Data supplied:
"""

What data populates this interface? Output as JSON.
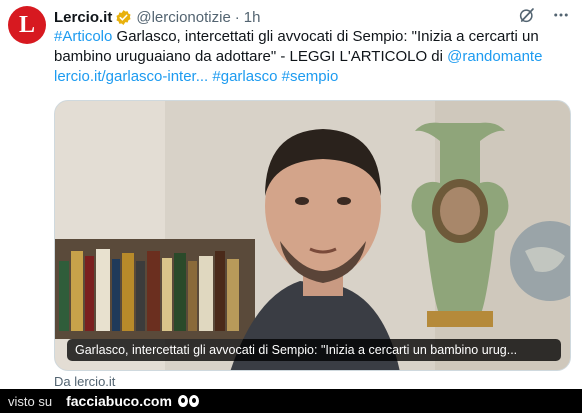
{
  "author": {
    "avatar_letter": "L",
    "name": "Lercio.it",
    "handle": "@lercionotizie",
    "separator": "·",
    "time": "1h"
  },
  "icons": {
    "grok": "grok-icon",
    "more": "more-icon",
    "verified": "verified-icon"
  },
  "tweet": {
    "hashtag_articolo": "#Articolo",
    "line1_rest": "Garlasco, intercettati gli avvocati di Sempio: \"Inizia a cercarti un",
    "line2_text": "bambino uruguaiano da adottare\" - LEGGI L'ARTICOLO di",
    "mention": "@randomante",
    "url": "lercio.it/garlasco-inter...",
    "hashtag_garlasco": "#garlasco",
    "hashtag_sempio": "#sempio"
  },
  "media": {
    "caption": "Garlasco, intercettati gli avvocati di Sempio: \"Inizia a cercarti un bambino urug..."
  },
  "from_label": "Da lercio.it",
  "footer": {
    "visto_su": "visto su",
    "brand": "facciabuco.com"
  },
  "colors": {
    "link": "#1d9bf0",
    "avatar_bg": "#d71920",
    "verified_badge": "#e8b10d",
    "muted": "#536471"
  }
}
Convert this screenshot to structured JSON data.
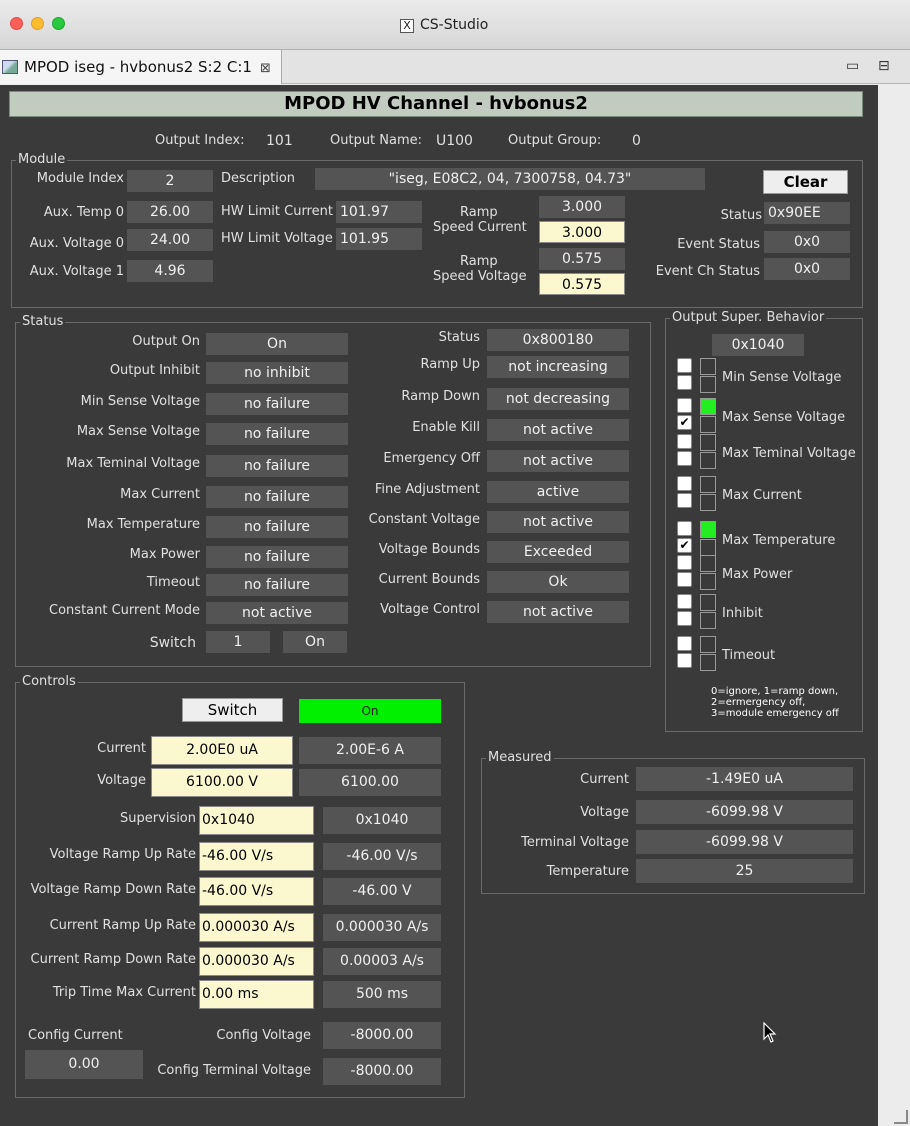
{
  "window": {
    "title": "CS-Studio",
    "x_icon": "X"
  },
  "tab": {
    "label": "MPOD iseg - hvbonus2 S:2 C:1",
    "close": "⊠"
  },
  "header": {
    "title": "MPOD HV Channel - hvbonus2"
  },
  "output": {
    "index_label": "Output Index:",
    "index": "101",
    "name_label": "Output Name:",
    "name": "U100",
    "group_label": "Output Group:",
    "group": "0"
  },
  "module": {
    "title": "Module",
    "index_label": "Module Index",
    "index": "2",
    "desc_label": "Description",
    "desc": "\"iseg, E08C2, 04, 7300758, 04.73\"",
    "clear": "Clear",
    "temp_label": "Aux. Temp 0",
    "temp": "26.00",
    "aux_v0_label": "Aux. Voltage 0",
    "aux_v0": "24.00",
    "aux_v1_label": "Aux. Voltage 1",
    "aux_v1": "4.96",
    "hwlc_label": "HW Limit Current",
    "hwlc": "101.97",
    "hwlv_label": "HW Limit Voltage",
    "hwlv": "101.95",
    "rsc_label1": "Ramp",
    "rsc_label2": "Speed Current",
    "rsc_ro": "3.000",
    "rsc_in": "3.000",
    "rsv_label1": "Ramp",
    "rsv_label2": "Speed Voltage",
    "rsv_ro": "0.575",
    "rsv_in": "0.575",
    "status_label": "Status",
    "status": "0x90EE",
    "event_label": "Event Status",
    "event": "0x0",
    "evch_label": "Event Ch Status",
    "evch": "0x0"
  },
  "status": {
    "title": "Status",
    "left": [
      {
        "label": "Output On",
        "value": "On"
      },
      {
        "label": "Output Inhibit",
        "value": "no inhibit"
      },
      {
        "label": "Min Sense Voltage",
        "value": "no failure"
      },
      {
        "label": "Max Sense Voltage",
        "value": "no failure"
      },
      {
        "label": "Max Teminal Voltage",
        "value": "no failure"
      },
      {
        "label": "Max Current",
        "value": "no failure"
      },
      {
        "label": "Max Temperature",
        "value": "no failure"
      },
      {
        "label": "Max Power",
        "value": "no failure"
      },
      {
        "label": "Timeout",
        "value": "no failure"
      },
      {
        "label": "Constant Current Mode",
        "value": "not active"
      }
    ],
    "right": [
      {
        "label": "Status",
        "value": "0x800180"
      },
      {
        "label": "Ramp Up",
        "value": "not increasing"
      },
      {
        "label": "Ramp Down",
        "value": "not decreasing"
      },
      {
        "label": "Enable Kill",
        "value": "not active"
      },
      {
        "label": "Emergency Off",
        "value": "not active"
      },
      {
        "label": "Fine Adjustment",
        "value": "active"
      },
      {
        "label": "Constant Voltage",
        "value": "not active"
      },
      {
        "label": "Voltage Bounds",
        "value": "Exceeded"
      },
      {
        "label": "Current Bounds",
        "value": "Ok"
      },
      {
        "label": "Voltage Control",
        "value": "not active"
      }
    ],
    "switch_label": "Switch",
    "switch_value": "1",
    "switch_state": "On"
  },
  "osb": {
    "title": "Output Super. Behavior",
    "value": "0x1040",
    "items": [
      {
        "label": "Min Sense Voltage",
        "checked": false,
        "led": false
      },
      {
        "label": "Max Sense Voltage",
        "checked": true,
        "led": true
      },
      {
        "label": "Max Teminal Voltage",
        "checked": false,
        "led": false
      },
      {
        "label": "Max Current",
        "checked": false,
        "led": false
      },
      {
        "label": "Max Temperature",
        "checked": true,
        "led": true
      },
      {
        "label": "Max Power",
        "checked": false,
        "led": false
      },
      {
        "label": "Inhibit",
        "checked": false,
        "led": false
      },
      {
        "label": "Timeout",
        "checked": false,
        "led": false
      }
    ],
    "legend1": "0=ignore, 1=ramp down,",
    "legend2": "2=ermergency off,",
    "legend3": "3=module emergency off"
  },
  "controls": {
    "title": "Controls",
    "switch_btn": "Switch",
    "switch_state": "On",
    "rows": [
      {
        "label": "Current",
        "input": "2.00E0 uA",
        "readback": "2.00E-6 A"
      },
      {
        "label": "Voltage",
        "input": "6100.00 V",
        "readback": "6100.00"
      },
      {
        "label": "Supervision",
        "input": "0x1040",
        "readback": "0x1040"
      },
      {
        "label": "Voltage Ramp Up Rate",
        "input": "-46.00 V/s",
        "readback": "-46.00 V/s"
      },
      {
        "label": "Voltage Ramp Down Rate",
        "input": "-46.00 V/s",
        "readback": "-46.00 V"
      },
      {
        "label": "Current Ramp Up Rate",
        "input": "0.000030 A/s",
        "readback": "0.000030 A/s"
      },
      {
        "label": "Current Ramp Down Rate",
        "input": "0.000030 A/s",
        "readback": "0.00003 A/s"
      },
      {
        "label": "Trip Time Max Current",
        "input": "0.00 ms",
        "readback": "500 ms"
      }
    ],
    "config_current_label": "Config Current",
    "config_current": "0.00",
    "config_voltage_label": "Config Voltage",
    "config_voltage": "-8000.00",
    "config_term_label": "Config Terminal Voltage",
    "config_term": "-8000.00"
  },
  "measured": {
    "title": "Measured",
    "rows": [
      {
        "label": "Current",
        "value": "-1.49E0 uA"
      },
      {
        "label": "Voltage",
        "value": "-6099.98 V"
      },
      {
        "label": "Terminal Voltage",
        "value": "-6099.98 V"
      },
      {
        "label": "Temperature",
        "value": "25"
      }
    ]
  },
  "colors": {
    "panel": "#3a3a3a",
    "field": "#545454",
    "input": "#fbf8d0",
    "led_on": "#22ee22",
    "header": "#c2cbc0"
  }
}
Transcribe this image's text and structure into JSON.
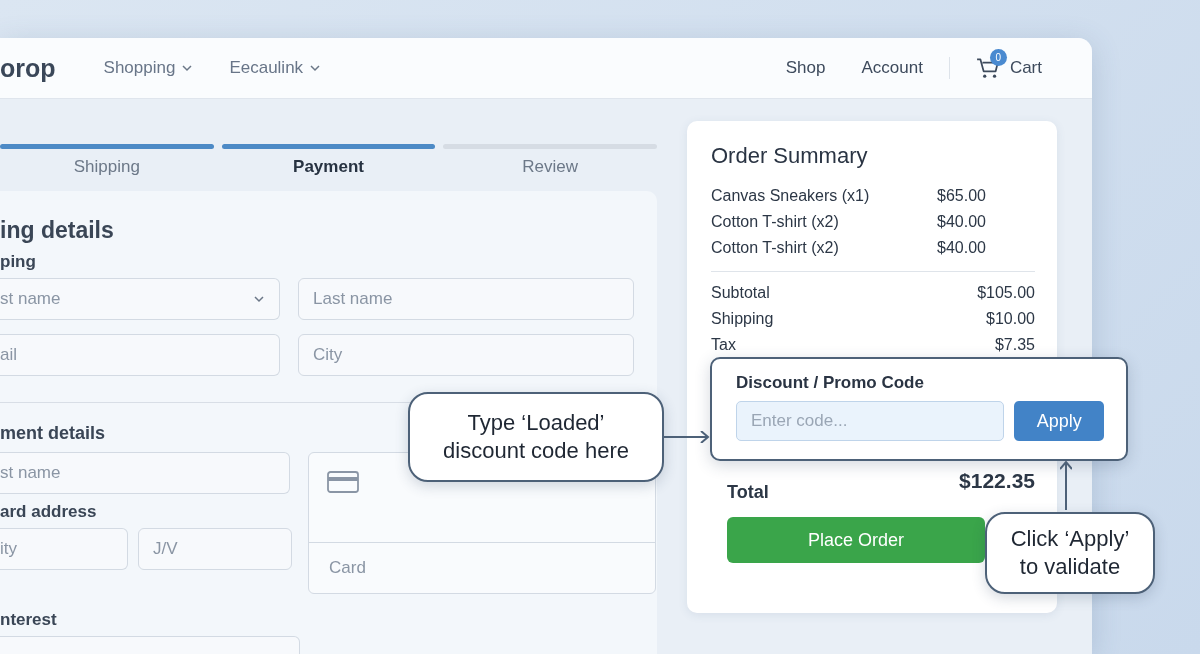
{
  "nav": {
    "logo": "orop",
    "menus": [
      {
        "label": "Shopping"
      },
      {
        "label": "Eecaulink"
      }
    ],
    "links": [
      {
        "label": "Shop"
      },
      {
        "label": "Account"
      }
    ],
    "cart": {
      "label": "Cart",
      "count": "0"
    }
  },
  "steps": [
    {
      "label": "Shipping",
      "selected": false,
      "completed": true
    },
    {
      "label": "Payment",
      "selected": true,
      "completed": true
    },
    {
      "label": "Review",
      "selected": false,
      "completed": false
    }
  ],
  "form": {
    "heading": "ing details",
    "shipping_label": "ping",
    "shipping_fields": [
      {
        "placeholder": "st name",
        "kind": "select"
      },
      {
        "placeholder": "Last name",
        "kind": "input"
      },
      {
        "placeholder": "ail",
        "kind": "input"
      },
      {
        "placeholder": "City",
        "kind": "input"
      }
    ],
    "payment_heading": "ment details",
    "payment_name": {
      "placeholder": "st name"
    },
    "address_label": "ard address",
    "address_fields": [
      {
        "placeholder": "ity"
      },
      {
        "placeholder": "J/V"
      }
    ],
    "card_field": {
      "placeholder": "Card"
    },
    "interest_label": "nterest"
  },
  "summary": {
    "title": "Order Summary",
    "items": [
      {
        "name": "Canvas Sneakers (x1)",
        "price": "$65.00"
      },
      {
        "name": "Cotton T-shirt (x2)",
        "price": "$40.00"
      },
      {
        "name": "Cotton T-shirt (x2)",
        "price": "$40.00"
      }
    ],
    "totals": [
      {
        "label": "Subtotal",
        "value": "$105.00"
      },
      {
        "label": "Shipping",
        "value": "$10.00"
      },
      {
        "label": "Tax",
        "value": "$7.35"
      }
    ],
    "promo": {
      "label": "Discount / Promo Code",
      "placeholder": "Enter code...",
      "button": "Apply"
    },
    "total": {
      "label": "Total",
      "value": "$122.35"
    },
    "place_order": "Place Order"
  },
  "callouts": [
    {
      "text": "Type ‘Loaded’ discount code here"
    },
    {
      "text": "Click ‘Apply’ to validate"
    }
  ]
}
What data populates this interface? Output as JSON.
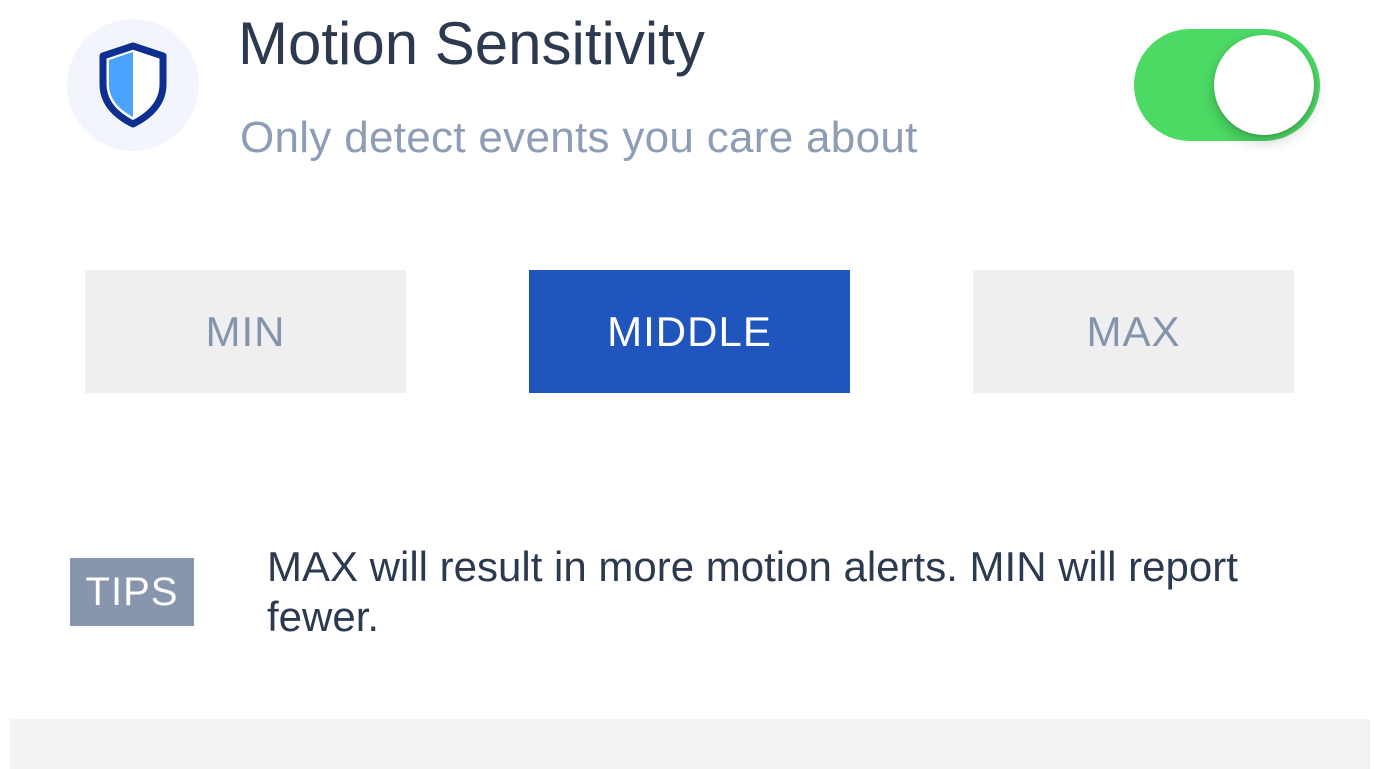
{
  "setting": {
    "title": "Motion Sensitivity",
    "subtitle": "Only detect events you care about",
    "icon": "shield-icon",
    "enabled": true
  },
  "sensitivity": {
    "options": [
      "MIN",
      "MIDDLE",
      "MAX"
    ],
    "selected": "MIDDLE"
  },
  "tips": {
    "badge": "TIPS",
    "text": "MAX will result in more motion alerts. MIN will report fewer."
  },
  "colors": {
    "toggle_on": "#4cd964",
    "selected_button": "#2055bd",
    "unselected_button": "#efefef",
    "title": "#2c3a4f",
    "subtitle": "#8d9db5",
    "tips_badge": "#8796ad",
    "shield_dark": "#0d2f8f",
    "shield_light": "#4aa3ff"
  }
}
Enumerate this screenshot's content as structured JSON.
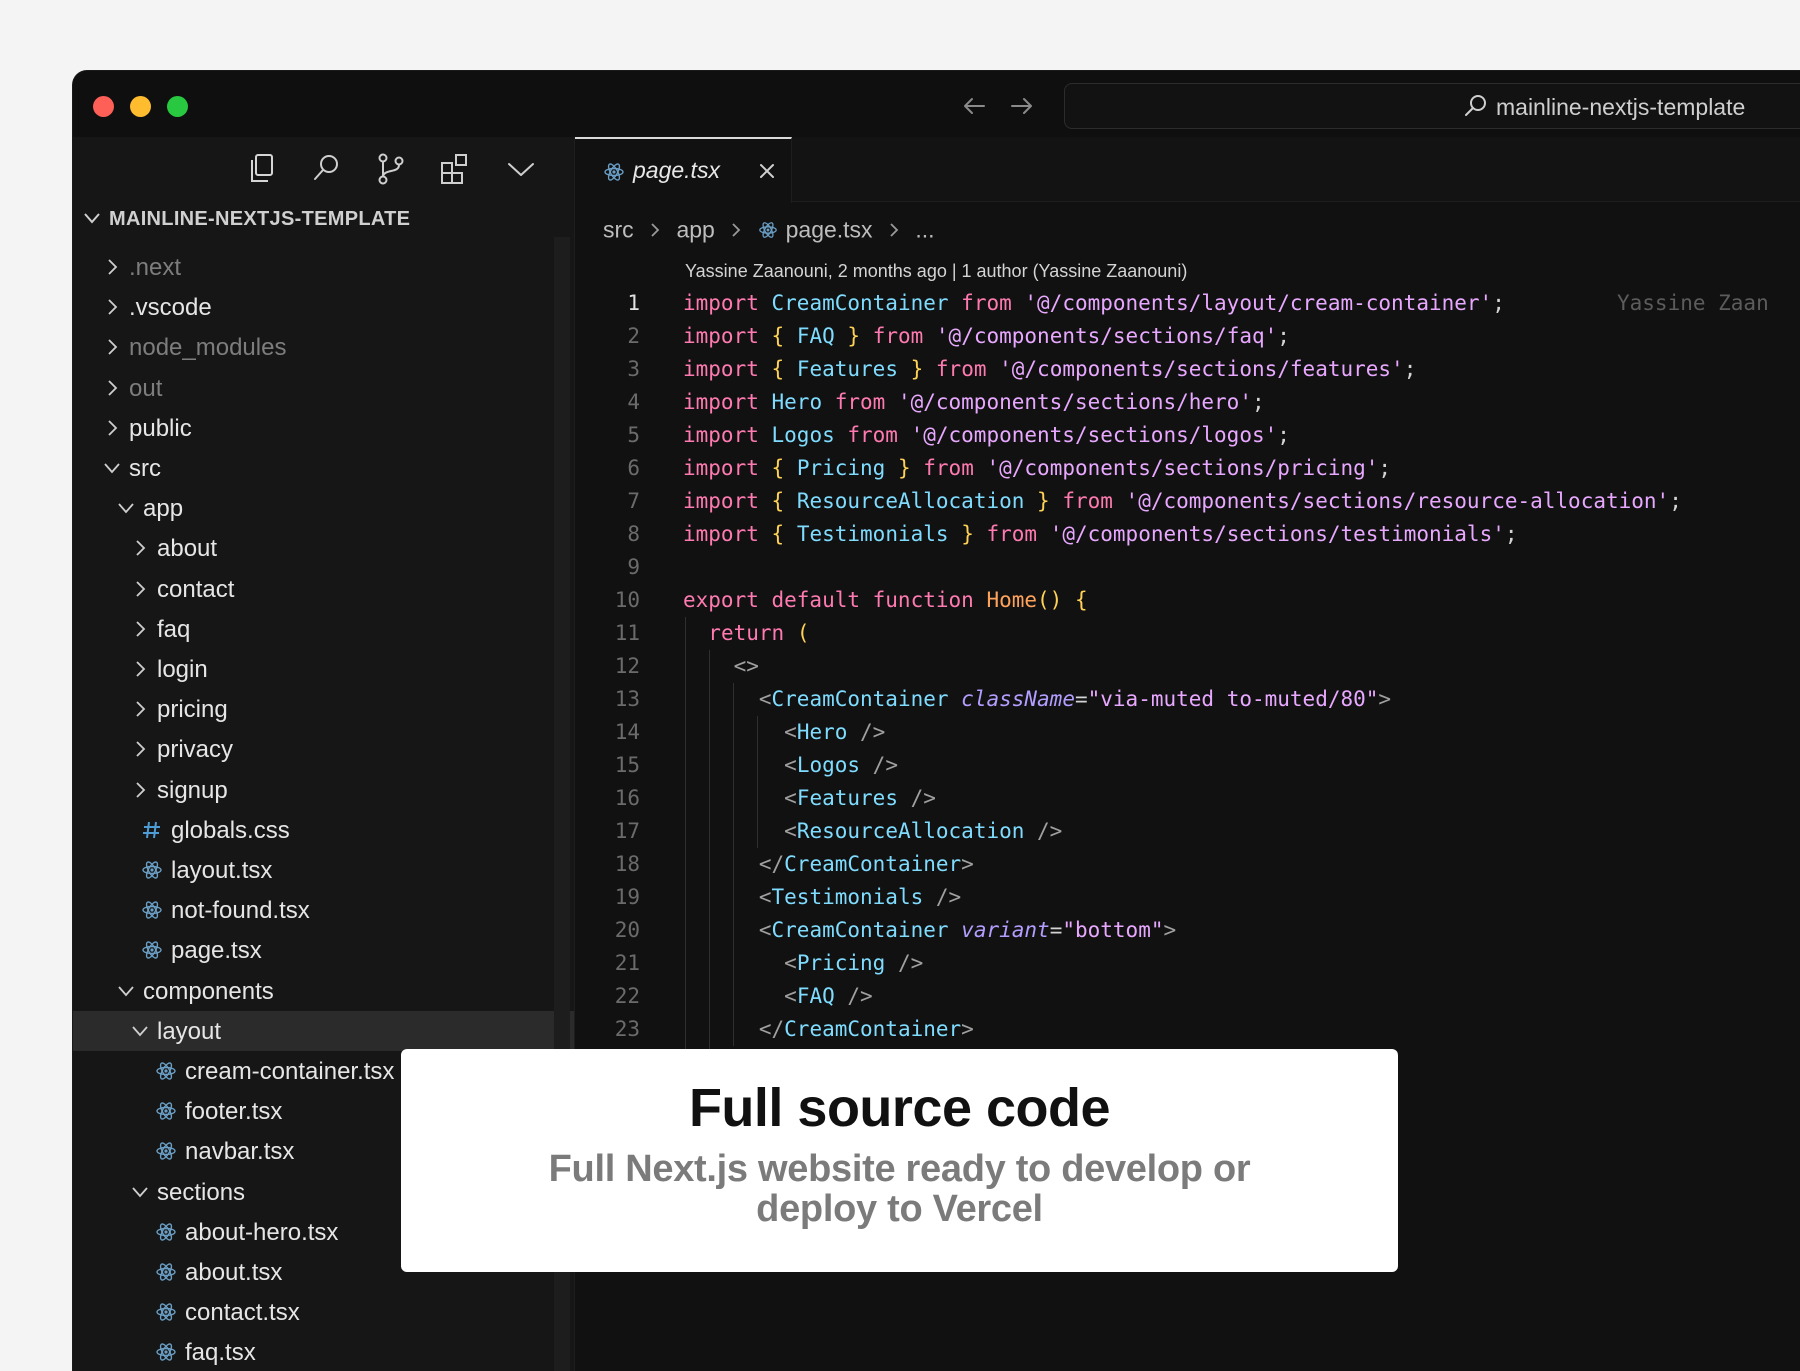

"""

What you should do: Pick each line holding the word "details" out of the data and copy it.

Reply:
    "heading": "ing details",
    "payment_heading": "ment details",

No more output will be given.